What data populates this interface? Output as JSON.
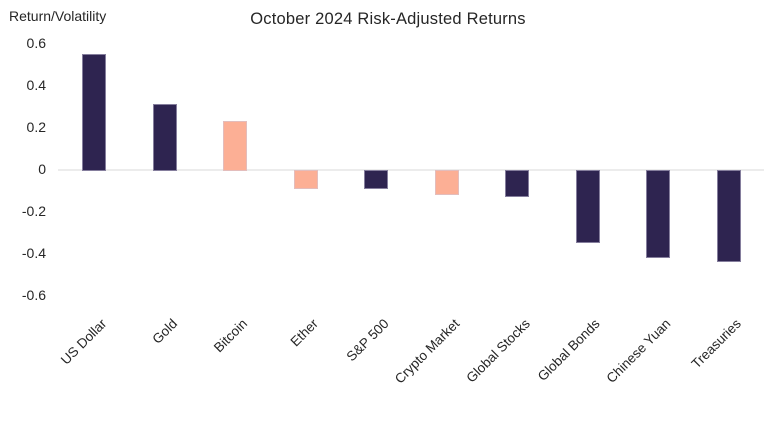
{
  "chart_data": {
    "type": "bar",
    "title": "October 2024 Risk-Adjusted Returns",
    "ylabel": "Return/Volatility",
    "xlabel": "",
    "categories": [
      "US Dollar",
      "Gold",
      "Bitcoin",
      "Ether",
      "S&P 500",
      "Crypto Market",
      "Global Stocks",
      "Global Bonds",
      "Chinese Yuan",
      "Treasuries"
    ],
    "values": [
      0.55,
      0.31,
      0.23,
      -0.08,
      -0.08,
      -0.11,
      -0.12,
      -0.34,
      -0.41,
      -0.43
    ],
    "bar_colors": [
      "navy",
      "navy",
      "salmon",
      "salmon",
      "navy",
      "salmon",
      "navy",
      "navy",
      "navy",
      "navy"
    ],
    "palette": {
      "navy": "#2E2450",
      "salmon": "#FCAF95",
      "gridline": "#ECECEC",
      "text": "#262626"
    },
    "yticks": [
      {
        "label": "0.6",
        "value": 0.6
      },
      {
        "label": "0.4",
        "value": 0.4
      },
      {
        "label": "0.2",
        "value": 0.2
      },
      {
        "label": "0",
        "value": 0.0
      },
      {
        "label": "-0.2",
        "value": -0.2
      },
      {
        "label": "-0.4",
        "value": -0.4
      },
      {
        "label": "-0.6",
        "value": -0.6
      }
    ],
    "ylim": [
      -0.6,
      0.6
    ],
    "grid": "zero-line-only",
    "legend_position": "none"
  }
}
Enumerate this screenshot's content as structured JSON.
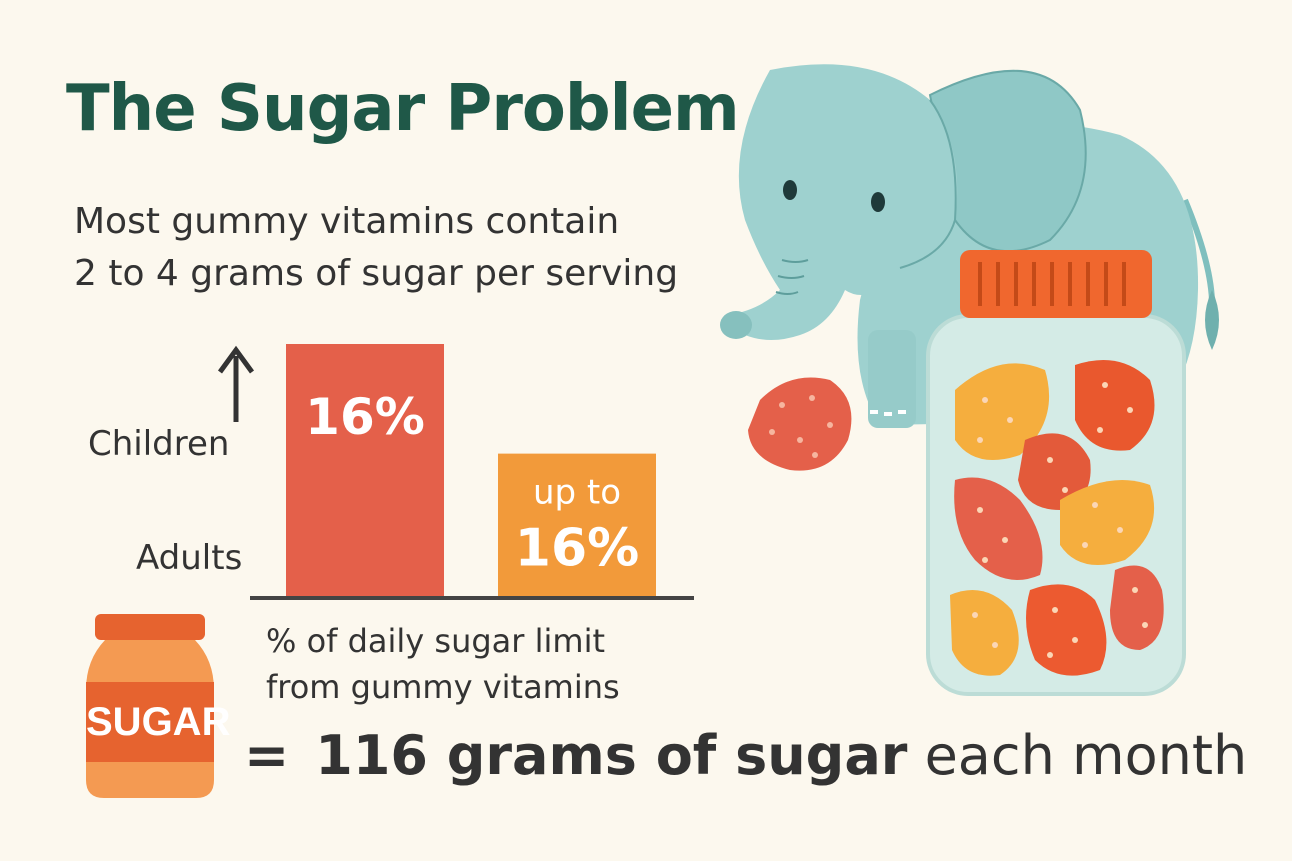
{
  "title": "The Sugar Problem",
  "subtitle": [
    "Most gummy vitamins contain",
    "2 to 4 grams of sugar per serving"
  ],
  "chart_data": {
    "type": "bar",
    "categories": [
      "Children",
      "Adults"
    ],
    "values": [
      16,
      16
    ],
    "value_labels": [
      "16%",
      "up to\n16%"
    ],
    "colors": [
      "#e4604a",
      "#f29a3a"
    ],
    "caption": [
      "% of daily sugar limit",
      "from gummy vitamins"
    ],
    "ylim": [
      0,
      16
    ]
  },
  "jar_label": "SUGAR",
  "bottom": {
    "equals": "=",
    "bold_text": "116 grams of sugar",
    "light_text": "each month"
  },
  "icons": [
    "up-arrow-icon",
    "sugar-jar-icon",
    "elephant-illustration",
    "gummy-jar-illustration",
    "gummy-candy-icon"
  ]
}
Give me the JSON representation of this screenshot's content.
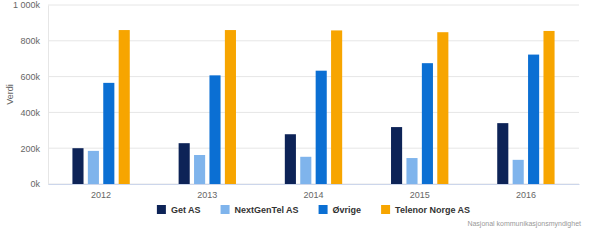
{
  "chart_data": {
    "type": "bar",
    "y_label": "Verdi",
    "source": "Nasjonal kommunikasjonsmyndighet",
    "categories": [
      "2012",
      "2013",
      "2014",
      "2015",
      "2016"
    ],
    "series": [
      {
        "name": "Get AS",
        "color": "#0d2357",
        "values": [
          200000,
          228000,
          278000,
          318000,
          340000
        ]
      },
      {
        "name": "NextGenTel AS",
        "color": "#7fb4ec",
        "values": [
          185000,
          162000,
          152000,
          145000,
          135000
        ]
      },
      {
        "name": "Øvrige",
        "color": "#0b6fd3",
        "values": [
          565000,
          607000,
          633000,
          675000,
          723000
        ]
      },
      {
        "name": "Telenor Norge AS",
        "color": "#f7a500",
        "values": [
          860000,
          860000,
          858000,
          848000,
          855000
        ]
      }
    ],
    "ylim": [
      0,
      1000000
    ],
    "yticks": [
      {
        "value": 0,
        "label": "0k"
      },
      {
        "value": 200000,
        "label": "200k"
      },
      {
        "value": 400000,
        "label": "400k"
      },
      {
        "value": 600000,
        "label": "600k"
      },
      {
        "value": 800000,
        "label": "800k"
      },
      {
        "value": 1000000,
        "label": "1 000k"
      }
    ],
    "grid": true,
    "legend": "bottom"
  }
}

##############################

[Task goal]
Find the string "illustration" in the entries above and return each line that holds it.

[In response]
    "elephant-illustration",
    "gummy-jar-illustration",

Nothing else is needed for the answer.